Page excerpt:
Srinivas is a professor of anthropology at the University of California, Davis. Her research focusses on urban cultures, social memory, utopias and religion, among other things. She has received various grants, fellowships and awards throughout her research career, like the Rockefeller Humanities fellowship, the Mellon fellowship, the American Academy of Religion grant, University of California Humanities Network grants and a India Foundation for the Arts grant, to name a few. She has authored many articles, conference papers and books. Her book Landscapes of Urban Memory: The Sacred and the Civic in India’s High-Tech City was published in 2001 by Minnesota University Press and was republished with revisions in 2004.
Following is an edited excerpt of the interview conducted by Roshini Muralidhara and Varsha Raju on January 11, 2020, in Bengaluru,
Roshini Muralidhara (RM): You have studied the Karaga festival for several years and have also published a book in relation to the topic. What was the objective behind taking up such an extensive study of the festival and what aspects of it fascinated you?
Dr Smriti Srinivas (SS): The interest came from two levels. Firstly, having lived in the city over several periods of time, I had seen the Karaga festival on television, but I had never attended it. Around the time of my research in the 1990s, there was a lot of hype about Bengaluru becoming the ‘Silicon Valley of India’. A very development oriented view had taken over the discourse about a city that, I knew, had a much longer history. I wanted to bring that history of the city into conversation with the contemporary reality of Bengaluru.
Secondly, several older residents of the city like U.R. Ananthamurthy [a senior Kannada contemporary writer and critic] and Professor M.N. Srinivas [well-known social anthropologist] suggested I study the Karaga festival because it had never been documented before. Karaga’s history is contemporaneous with the history of Bengaluru and I was able to unravel the older layers of the city through the lens of the Karaga festival. That was the hypothesis, but, at the end, it became more than that; it gave me an opportunity to ask questions about the relationship between religion and the city or what I call the sacred and civic in the book. The science and technological discourse on Bengaluru as India’s Silicon Valley overshadows the religious history or older depths of the city. I wanted to highlight that these are actually both living histories of the city—it is not as if the older tradition has been replaced by the new hi-tech city image, but both are alive at the same time—one is an elite view while the other is a view from below. So, there are issues and questions about labour, caste, access to space in the city, all of which becomes apparent when you study something like the Karaga festival.

Records with labeled boxes
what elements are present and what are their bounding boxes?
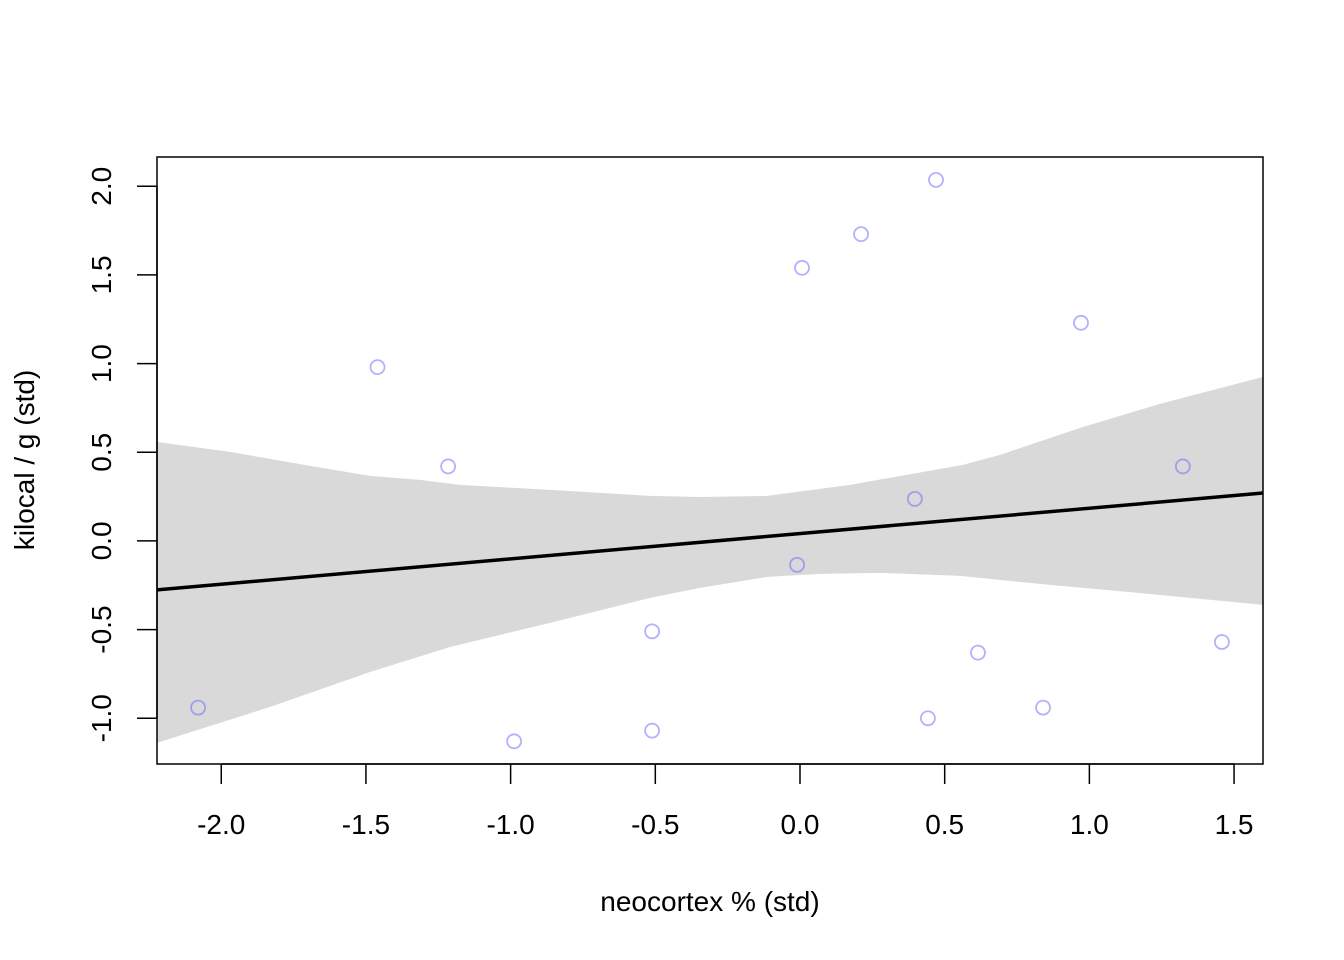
- x-tick-label: -0.5: [631, 809, 679, 840]
- data-point: [1214, 634, 1230, 650]
- y-tick-label: 0.0: [86, 521, 117, 560]
- y-axis: -1.0 -0.5 0.0 0.5 1.0 1.5 2.0: [86, 167, 158, 742]
- x-tick-label: 0.5: [925, 809, 964, 840]
- data-point: [794, 259, 810, 276]
- y-tick-label: -0.5: [86, 605, 117, 653]
- data-point: [920, 710, 936, 727]
- data-point: [970, 644, 986, 661]
- y-tick-label: 0.5: [86, 433, 117, 472]
- x-tick-label: 1.5: [1215, 809, 1254, 840]
- x-axis-title: neocortex % (std): [600, 886, 819, 917]
- data-point: [190, 699, 206, 716]
- x-axis: -2.0 -1.5 -1.0 -0.5 0.0 0.5 1.0 1.5: [197, 763, 1254, 840]
- x-tick-label: -2.0: [197, 809, 245, 840]
- y-tick-label: -1.0: [86, 694, 117, 742]
- data-point: [1035, 699, 1051, 716]
- data-point: [440, 458, 457, 475]
- data-point: [1174, 458, 1191, 475]
- y-tick-label: 2.0: [86, 167, 117, 206]
- data-point: [789, 556, 806, 573]
- interval-band: [157, 376, 1263, 743]
- x-tick-label: 1.0: [1070, 809, 1109, 840]
- x-tick-label: -1.0: [486, 809, 534, 840]
- y-tick-label: 1.5: [86, 255, 117, 294]
- data-point: [506, 733, 522, 750]
- y-tick-label: 1.0: [86, 344, 117, 383]
- x-tick-label: 0.0: [781, 809, 820, 840]
- mean-line: [156, 491, 1264, 592]
- data-point: [644, 623, 661, 640]
- data-point: [906, 490, 923, 507]
- data-point: [928, 171, 944, 188]
- data-point: [1073, 314, 1089, 331]
- y-axis-title: kilocal / g (std): [9, 370, 40, 551]
- x-tick-label: -1.5: [342, 809, 390, 840]
- data-point: [644, 722, 661, 739]
- points-layer: [190, 171, 1230, 750]
- interval-band-layer: [157, 376, 1263, 743]
- mean-line-layer: [156, 491, 1264, 592]
- data-point: [853, 226, 869, 243]
- data-point: [369, 359, 386, 376]
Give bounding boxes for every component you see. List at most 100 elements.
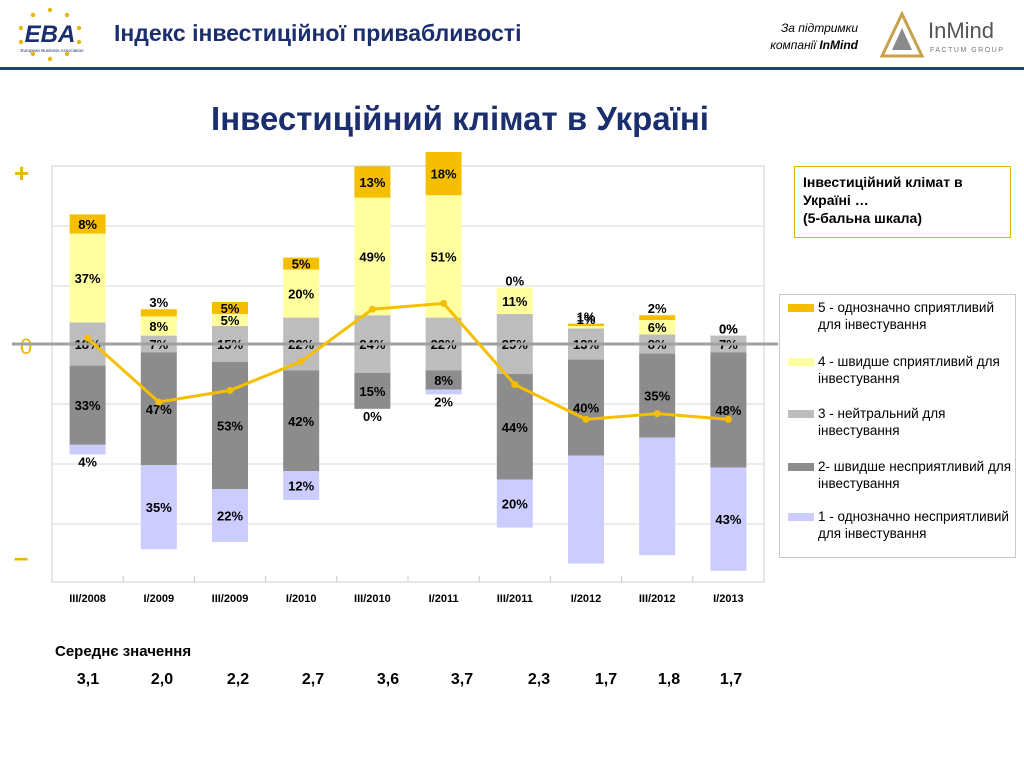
- bar-segment: [710, 352, 747, 468]
- average-point: [84, 334, 92, 342]
- legend-label: 3 - нейтральний для інвестування: [818, 406, 946, 438]
- average-line: [86, 301, 729, 421]
- data-label: 18%: [431, 167, 457, 182]
- data-label: 48%: [715, 403, 741, 418]
- legend-swatch: [788, 463, 814, 471]
- data-label: 44%: [502, 420, 528, 435]
- data-label: 49%: [359, 249, 385, 264]
- data-label: 13%: [359, 175, 385, 190]
- data-label: 20%: [502, 497, 528, 512]
- bar-segment: [212, 314, 248, 326]
- data-label: 33%: [75, 398, 101, 413]
- legend-label: 4 - швидше сприятливий для інвестування: [818, 354, 1000, 386]
- bar-segment: [425, 195, 462, 318]
- average-point: [653, 410, 661, 418]
- data-label: 5%: [292, 257, 311, 272]
- data-label: 8%: [149, 319, 168, 334]
- data-label: 42%: [288, 414, 314, 429]
- category-label: III/2008: [69, 593, 106, 605]
- bar-segment: [710, 467, 747, 571]
- legend-label: 5 - однозначно сприятливий для інвестува…: [818, 300, 994, 332]
- data-label: 37%: [75, 271, 101, 286]
- category-label: I/2012: [571, 593, 602, 605]
- bar-segment: [283, 269, 320, 318]
- data-label: 43%: [715, 512, 741, 527]
- data-label: 35%: [146, 500, 172, 515]
- average-value: 2,7: [301, 671, 325, 688]
- category-label: III/2010: [354, 593, 391, 605]
- category-label: I/2010: [286, 593, 317, 605]
- header-divider: [0, 67, 1024, 70]
- bar-segment: [283, 471, 320, 500]
- data-label: 0%: [719, 322, 738, 337]
- data-label: 2%: [434, 394, 453, 409]
- data-label: 12%: [288, 479, 314, 494]
- bar-segment: [69, 444, 106, 455]
- support-text: За підтримки компанії InMind: [740, 20, 858, 54]
- bar-segment: [639, 315, 676, 320]
- bar-segment: [496, 287, 533, 314]
- bar-segment: [69, 233, 106, 323]
- data-label: 1%: [577, 310, 596, 325]
- bar-segment: [425, 389, 462, 395]
- legend-title-line: (5-бальна шкала): [803, 210, 922, 226]
- category-label: I/2009: [144, 593, 175, 605]
- data-label: 0%: [363, 409, 382, 424]
- bar-segment: [354, 166, 391, 198]
- bar-segment: [354, 372, 391, 409]
- bar-segment: [212, 362, 248, 490]
- data-label: 5%: [221, 301, 240, 316]
- eba-logo-subtext: European Business Association: [20, 48, 84, 53]
- data-label: 0%: [505, 274, 524, 289]
- average-value: 3,7: [450, 671, 474, 688]
- bar-segment: [568, 326, 604, 329]
- bar-segment: [425, 152, 462, 196]
- average-point: [724, 415, 732, 423]
- average-point: [440, 299, 448, 307]
- support-company: InMind: [819, 38, 858, 52]
- legend-title-line: Інвестиційний клімат в Україні …: [803, 174, 963, 208]
- chart-legend: 5 - однозначно сприятливий для інвестува…: [779, 294, 1016, 558]
- category-label: III/2011: [497, 593, 533, 605]
- scale-plus-mark: +: [14, 158, 30, 188]
- bar-segment: [568, 359, 604, 456]
- data-label: 53%: [217, 419, 243, 434]
- support-line2: компанії: [770, 38, 816, 52]
- average-value: 2,3: [527, 671, 551, 688]
- category-label: III/2009: [212, 593, 249, 605]
- eba-logo: EBA European Business Association: [18, 7, 84, 62]
- data-label: 0%: [719, 322, 738, 337]
- inmind-logo-text: InMind: [928, 18, 994, 43]
- data-label: 2%: [648, 301, 667, 316]
- legend-swatch: [788, 410, 814, 418]
- average-point: [155, 398, 163, 406]
- category-label: III/2012: [639, 593, 676, 605]
- data-label: 20%: [288, 287, 314, 302]
- bar-segment: [639, 437, 676, 556]
- bar-segment: [639, 353, 676, 438]
- bar-segment: [140, 465, 177, 550]
- category-label: I/2011: [429, 593, 459, 605]
- bar-segment: [568, 455, 604, 564]
- data-label: 1%: [577, 312, 596, 327]
- average-value: 1,8: [657, 671, 681, 688]
- bar-segment: [639, 320, 676, 335]
- legend-title-box: Інвестиційний клімат в Україні … (5-бальн…: [794, 166, 1011, 238]
- average-title: Середнє значення: [55, 643, 192, 660]
- data-label: 51%: [431, 249, 457, 264]
- data-label: 5%: [221, 313, 240, 328]
- page-title: Інвестиційний клімат в Україні: [211, 100, 709, 137]
- header-bar: EBA European Business Association Індекс…: [0, 0, 1024, 68]
- data-label: 8%: [78, 217, 97, 232]
- bar-segment: [140, 316, 177, 336]
- average-value: 2,0: [150, 671, 174, 688]
- data-label: 35%: [644, 389, 670, 404]
- bar-segment: [140, 352, 177, 466]
- bar-segment: [496, 479, 533, 528]
- legend-swatch: [788, 304, 814, 312]
- average-point: [582, 415, 590, 423]
- category-label: I/2013: [713, 593, 744, 605]
- legend-label: 1 - однозначно несприятливий для інвесту…: [818, 509, 1009, 541]
- bar-segment: [69, 214, 106, 234]
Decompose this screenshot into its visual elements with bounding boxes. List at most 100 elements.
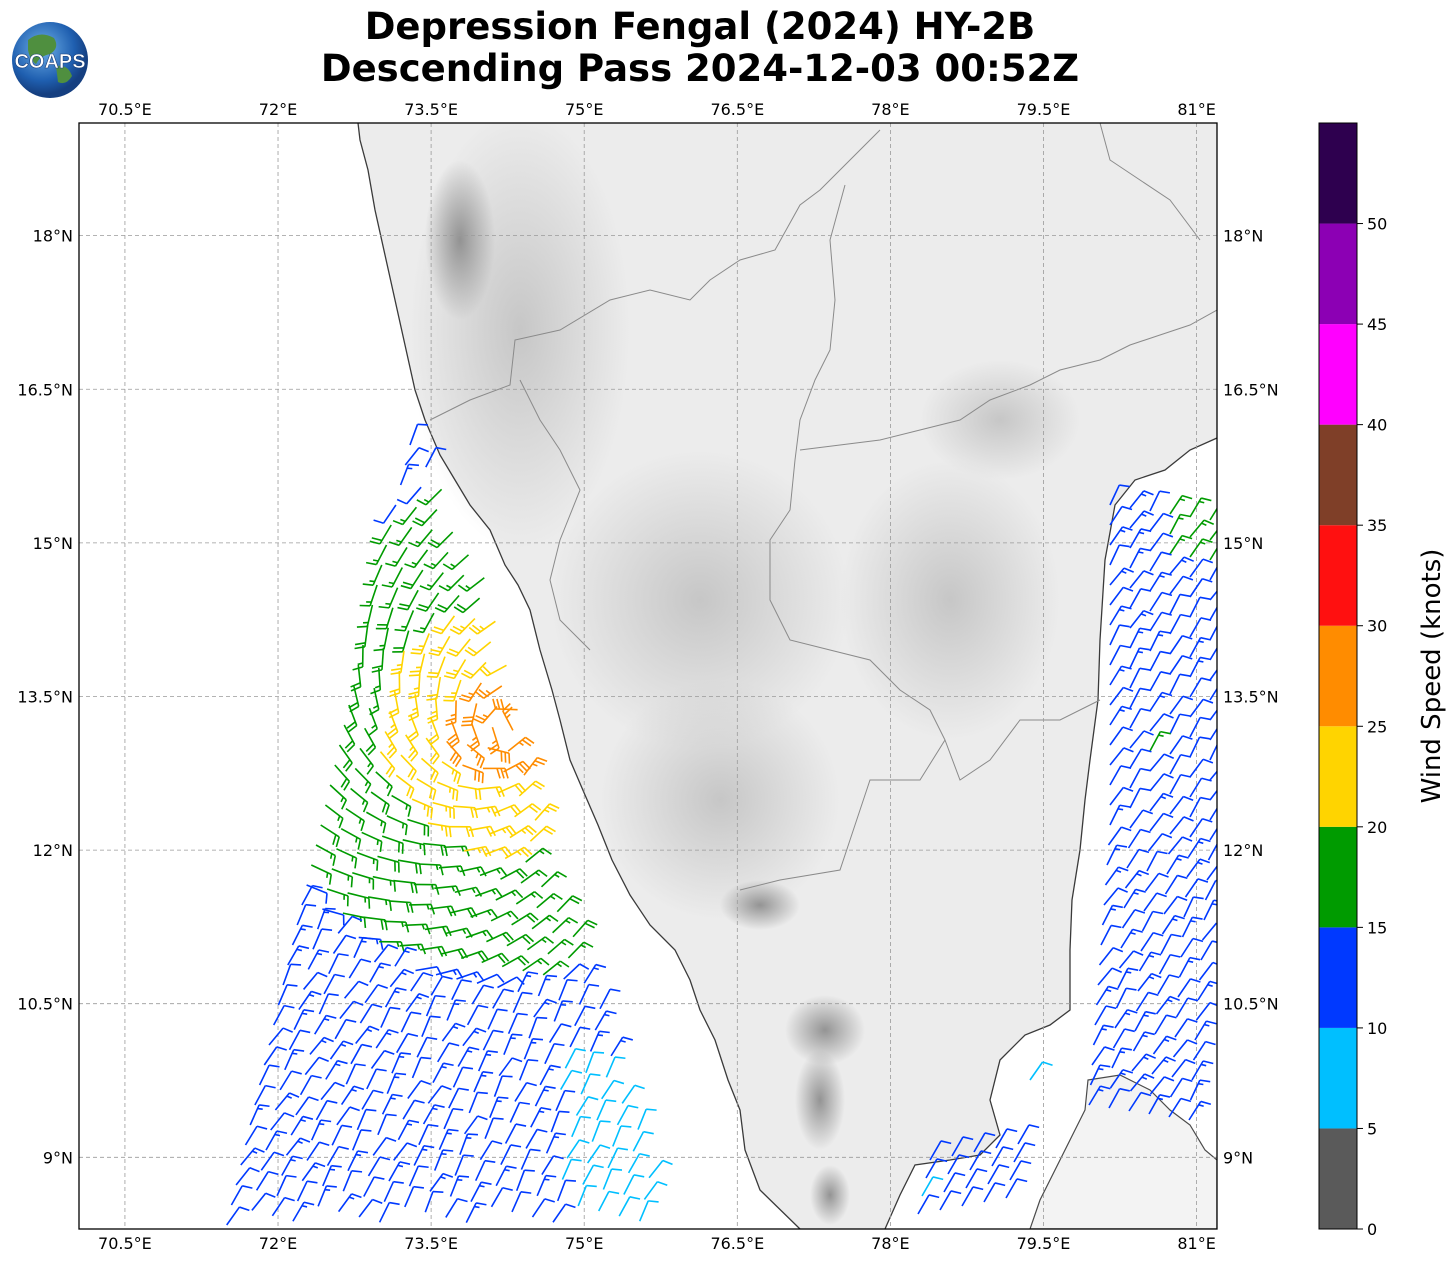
wind-barb [409,423,428,446]
wind-barb [596,1099,617,1121]
wind-barb [1149,730,1171,752]
wind-barb [1127,828,1151,849]
wind-barb [315,1099,338,1121]
wind-barb [1132,1031,1155,1052]
colorbar-tick-label: 10 [1367,1019,1387,1038]
wind-barb [925,1158,948,1179]
colorbar-segment [1319,223,1357,325]
wind-barb [431,615,456,635]
wind-barb [1169,654,1193,675]
wind-barb [425,446,447,468]
wind-barb [1100,924,1122,946]
wind-barb [599,988,621,1010]
wind-barb [514,1081,537,1102]
wind-barb [372,1136,397,1156]
wind-barb [1009,1160,1032,1181]
wind-barb [1209,807,1217,821]
wind-barb [385,547,408,567]
wind-barb [574,1005,596,1027]
wind-barb [520,1148,541,1170]
wind-barb [373,504,397,524]
lon-tick-label-bottom: 81°E [1177,1234,1215,1253]
wind-barb [474,685,503,699]
wind-barb [585,1051,605,1074]
colorbar-tick-label: 20 [1367,818,1387,837]
wind-barb [356,1108,377,1131]
wind-barb [1094,1005,1117,1026]
wind-barb [1183,896,1204,918]
wind-barb [529,825,556,842]
lat-tick-label-right: 15°N [1223,534,1263,553]
wind-barb [1209,565,1217,581]
lon-tick-label-top: 76.5°E [710,100,764,119]
wind-barb [348,958,372,979]
wind-barb [569,1026,591,1048]
wind-barb [324,804,344,829]
wind-barb [1178,956,1201,978]
wind-barb [1104,866,1129,886]
wind-barb [643,1180,668,1200]
wind-barb [461,661,487,679]
colorbar-segment [1319,625,1357,727]
wind-barb [445,700,457,726]
wind-barb [240,1147,265,1166]
wind-barb [1135,991,1159,1012]
wind-barb [368,707,378,736]
wind-barb [983,1182,1006,1203]
wind-barb [265,1130,288,1151]
wind-barb [973,1132,996,1153]
wind-barb [1109,686,1134,706]
wind-barb [427,531,454,549]
wind-barb [563,963,590,980]
wind-barb [506,933,535,947]
wind-barb [411,798,434,819]
wind-barb [364,727,377,756]
wind-barb [325,1059,348,1080]
lon-tick-label-top: 70.5°E [98,100,152,119]
wind-barb [1109,586,1134,606]
wind-barb [446,740,462,768]
wind-barb [392,506,418,526]
wind-barb [1121,909,1146,929]
wind-barb [424,1190,444,1213]
wind-barb [1138,951,1162,972]
lat-tick-label-right: 13.5°N [1223,687,1279,706]
wind-barb [525,847,552,863]
wind-barb [326,1145,349,1167]
wind-barb [400,569,424,590]
wind-barb [552,917,579,934]
wind-barb [1169,1077,1193,1098]
wind-barb [446,638,471,657]
wind-barb [336,848,358,869]
wind-barb [612,1125,632,1147]
wind-barb [359,584,378,607]
wind-barb [291,924,313,946]
lat-tick-label-left: 9°N [43,1148,73,1167]
wind-barb [1129,767,1151,789]
wind-barb [545,1132,566,1154]
wind-barb [602,1168,623,1190]
wind-barb [1166,854,1189,875]
wind-barb [425,994,446,1017]
colorbar-segment [1319,424,1357,526]
wind-barb [407,1080,431,1100]
wind-barb [276,1174,297,1196]
wind-barb [1206,864,1217,881]
wind-barb [1158,953,1181,975]
wind-barb [364,984,388,1004]
wind-barb [279,1070,302,1091]
wind-barb [329,1040,354,1060]
wind-barb [1189,577,1213,598]
wind-barb [1149,773,1174,792]
wind-barb [284,1048,305,1071]
lat-tick-label-left: 15°N [33,534,73,553]
wind-barb [1198,961,1217,981]
wind-barb [484,1117,504,1139]
wind-barb [1109,747,1134,766]
wind-barb [481,952,510,964]
colorbar-tick-label: 25 [1367,717,1387,736]
lat-tick-label-right: 10.5°N [1223,995,1279,1014]
wind-barb [422,1104,445,1125]
wind-barb [369,524,392,545]
wind-barb [1169,494,1193,515]
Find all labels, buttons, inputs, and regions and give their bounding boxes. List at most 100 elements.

To be done:
[a] In the Karaga festival interview, on what date was the interview conducted?
[b] Please reproduce the Karaga festival interview word for word from "Srinivas is a" up to and including "revisions in 2004.".
[c] Write the next part of the Karaga festival interview, starting after its final sentence.

Replies:
[a] January 11, 2020.

[b]
Srinivas is a professor of anthropology at the University of California, Davis. Her research focusses on urban cultures, social memory, utopias and religion, among other things. She has received various grants, fellowships and awards throughout her research career, like the Rockefeller Humanities fellowship, the Mellon fellowship, the American Academy of Religion grant, University of California Humanities Network grants and a India Foundation for the Arts grant, to name a few. She has authored many articles, conference papers and books. Her book Landscapes of Urban Memory: The Sacred and the Civic in India’s High-Tech City was published in 2001 by Minnesota University Press and was republished with revisions in 2004.

[c]
RM: How would you describe the origin of the Karaga festival in Bengaluru?
SS: There is no single narrative of origin of the festival: it is important to look at it from the perspective of the Tigala community and the history of settlement of the community in the city. The account of origin of the community is in the Karaga Purana [oral epic also called Vanhi Purana], which describes the birth of the community from the goddess Draupadi in a non-Sanskritic version of Mahabharata. This text becomes vital as it underpins all the activities of the festival and it is interesting to note that in this classical version of Mahabharata, the focus is not on the Pandavas, but on Draupadi and the Goddess [Adi Shakti].
There is historical evidence of the movement of the Tigalas from the Tamil country into Karnataka at the end of the Vijayanagara period, and other more contemporary waves of migration in the eighteenth and nineteenth century that came to constitute the caste or community that celebrates the festival today. But, if I were to make a guess, it is possible to say a festival dedicated to the Goddess in the area was probably celebrated since the establishment of the pete [market town] in the sixteenth century by Kempe Gowda [Kempe Gowda I, a ruler of the Vijaynagara empire].
RM: The legend behind the celebration of the Karaga festival has a common theme of the birth of Draupadi in the form of Adi Shakti, a primeval form of the Goddess, across the southern Karnataka region. What elements of the festival make it exclusive to the city of Bengaluru?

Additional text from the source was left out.